• [SOURCE PASSAGE]
++++++++++++++++++++
OR is odds ratio of having the associated allele versus the other allele.

b

Null hypothesis: paternal odds ratio=maternal odds ratio.

Birth Weight/Gestational Age Effects

The T allele of PGR rs1942836 was associated with higher BW in infants born prematurely when studied as a continuous variable (p= 0.007). The T allele of PGR rs1942836 remained significant when evaluating the association of higher GA (studied as continuous outcome) and genotype (p= 0.03). The A allele of HPGD rs8752 was also associated with higher GA as a continuous outcome (p= 0.03).

In evaluation of GA effects on PTB utilizing 4 week windows, the PGR rs1942836 T allele had association with PTB at GA 33 to 36 weeks (p= 0.0004). In addition, the T allele was associated with longer gestation and higher BW when the effects of GA and BW on PTB were evaluated as continuous variables. Both TRAF2 rs4880166 and rs2811761 had associations with PTB at GA 29 to 32 weeks (p= 0.002 for both SNPs). A 4 week window haplotype analysis of APOE showed association between the rs405509 A allele, rs429358 T allele, and PTB at 32 to 35 weeks (p= 0.003). Additionally, a 4 week window haplotype analysis of PTGIS showed association between the rs6095545 G allele, rs493694 G allele, and PTB at 33 to 36 weeks (p= 0.001).
++++++++++++++++++++
• [WHAT THIS TASK INVOLVES]
Please copy word for word the part of the birth weight and gestational age passage that opens with the words containing "OR is odds ratio" and closes with "outcome (p= 0.03).".
++++++++++++++++++++
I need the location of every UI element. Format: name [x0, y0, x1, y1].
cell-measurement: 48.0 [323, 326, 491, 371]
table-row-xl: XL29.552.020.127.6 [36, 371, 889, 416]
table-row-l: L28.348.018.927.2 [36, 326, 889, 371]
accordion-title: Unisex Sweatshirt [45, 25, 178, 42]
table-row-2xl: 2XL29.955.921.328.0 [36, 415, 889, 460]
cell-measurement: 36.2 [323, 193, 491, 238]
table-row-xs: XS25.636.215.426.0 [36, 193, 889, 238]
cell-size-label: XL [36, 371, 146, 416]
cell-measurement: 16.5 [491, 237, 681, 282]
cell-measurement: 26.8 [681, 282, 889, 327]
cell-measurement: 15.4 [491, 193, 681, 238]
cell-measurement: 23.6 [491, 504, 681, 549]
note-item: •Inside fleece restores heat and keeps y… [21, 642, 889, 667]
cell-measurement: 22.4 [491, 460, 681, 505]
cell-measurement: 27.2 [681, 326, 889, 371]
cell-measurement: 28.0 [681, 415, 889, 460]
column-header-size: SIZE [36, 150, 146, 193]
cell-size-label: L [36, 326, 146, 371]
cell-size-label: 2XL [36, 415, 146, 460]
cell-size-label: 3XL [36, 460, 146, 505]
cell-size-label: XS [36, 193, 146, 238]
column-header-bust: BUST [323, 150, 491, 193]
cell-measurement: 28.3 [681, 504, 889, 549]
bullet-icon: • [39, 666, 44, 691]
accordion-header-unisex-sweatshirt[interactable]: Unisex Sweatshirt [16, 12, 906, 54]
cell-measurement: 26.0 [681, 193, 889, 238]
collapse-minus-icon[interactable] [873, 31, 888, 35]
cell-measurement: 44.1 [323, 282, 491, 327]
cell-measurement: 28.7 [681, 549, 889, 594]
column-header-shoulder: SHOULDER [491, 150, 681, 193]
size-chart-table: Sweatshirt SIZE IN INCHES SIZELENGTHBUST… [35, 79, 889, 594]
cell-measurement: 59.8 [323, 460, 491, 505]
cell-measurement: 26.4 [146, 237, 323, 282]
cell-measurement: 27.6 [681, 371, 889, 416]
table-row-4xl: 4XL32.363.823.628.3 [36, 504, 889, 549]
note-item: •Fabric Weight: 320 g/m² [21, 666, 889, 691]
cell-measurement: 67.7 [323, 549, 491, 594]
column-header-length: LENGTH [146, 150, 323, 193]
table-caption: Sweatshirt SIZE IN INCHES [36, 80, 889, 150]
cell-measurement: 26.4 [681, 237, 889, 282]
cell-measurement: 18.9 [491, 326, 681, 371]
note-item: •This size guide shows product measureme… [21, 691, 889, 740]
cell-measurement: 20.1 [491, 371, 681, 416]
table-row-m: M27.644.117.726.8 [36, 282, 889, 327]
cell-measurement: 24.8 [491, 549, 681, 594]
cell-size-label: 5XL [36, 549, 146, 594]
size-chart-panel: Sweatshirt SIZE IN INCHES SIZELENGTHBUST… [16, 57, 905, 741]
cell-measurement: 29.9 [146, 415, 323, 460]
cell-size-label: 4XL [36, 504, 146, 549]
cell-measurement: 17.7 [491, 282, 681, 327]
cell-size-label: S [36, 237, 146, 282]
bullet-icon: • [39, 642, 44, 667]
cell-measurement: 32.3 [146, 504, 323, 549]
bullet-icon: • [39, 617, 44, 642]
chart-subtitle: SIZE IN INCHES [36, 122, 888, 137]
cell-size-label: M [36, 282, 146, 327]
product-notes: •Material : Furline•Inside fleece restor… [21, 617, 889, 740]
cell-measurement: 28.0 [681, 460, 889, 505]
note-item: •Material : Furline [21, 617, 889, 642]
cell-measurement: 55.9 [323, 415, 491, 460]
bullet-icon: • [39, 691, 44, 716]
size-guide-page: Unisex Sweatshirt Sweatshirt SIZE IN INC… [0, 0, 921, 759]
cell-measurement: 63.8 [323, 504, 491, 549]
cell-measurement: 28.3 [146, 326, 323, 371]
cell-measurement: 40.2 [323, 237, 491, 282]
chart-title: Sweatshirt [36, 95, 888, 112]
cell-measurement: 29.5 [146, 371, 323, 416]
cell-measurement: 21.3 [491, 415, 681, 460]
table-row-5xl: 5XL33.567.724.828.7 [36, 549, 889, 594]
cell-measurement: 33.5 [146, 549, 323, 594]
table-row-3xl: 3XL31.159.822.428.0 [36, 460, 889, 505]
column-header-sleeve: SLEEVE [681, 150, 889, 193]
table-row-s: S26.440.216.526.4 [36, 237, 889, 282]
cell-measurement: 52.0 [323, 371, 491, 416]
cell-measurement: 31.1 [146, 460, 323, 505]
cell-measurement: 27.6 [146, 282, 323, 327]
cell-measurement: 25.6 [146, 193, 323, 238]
++++++++++++++++++++
• [ANSWER SPACE]
OR is odds ratio of having the associated allele versus the other allele.

b

Null hypothesis: paternal odds ratio=maternal odds ratio.

Birth Weight/Gestational Age Effects

The T allele of PGR rs1942836 was associated with higher BW in infants born prematurely when studied as a continuous variable (p= 0.007). The T allele of PGR rs1942836 remained significant when evaluating the association of higher GA (studied as continuous outcome) and genotype (p= 0.03). The A allele of HPGD rs8752 was also associated with higher GA as a continuous outcome (p= 0.03).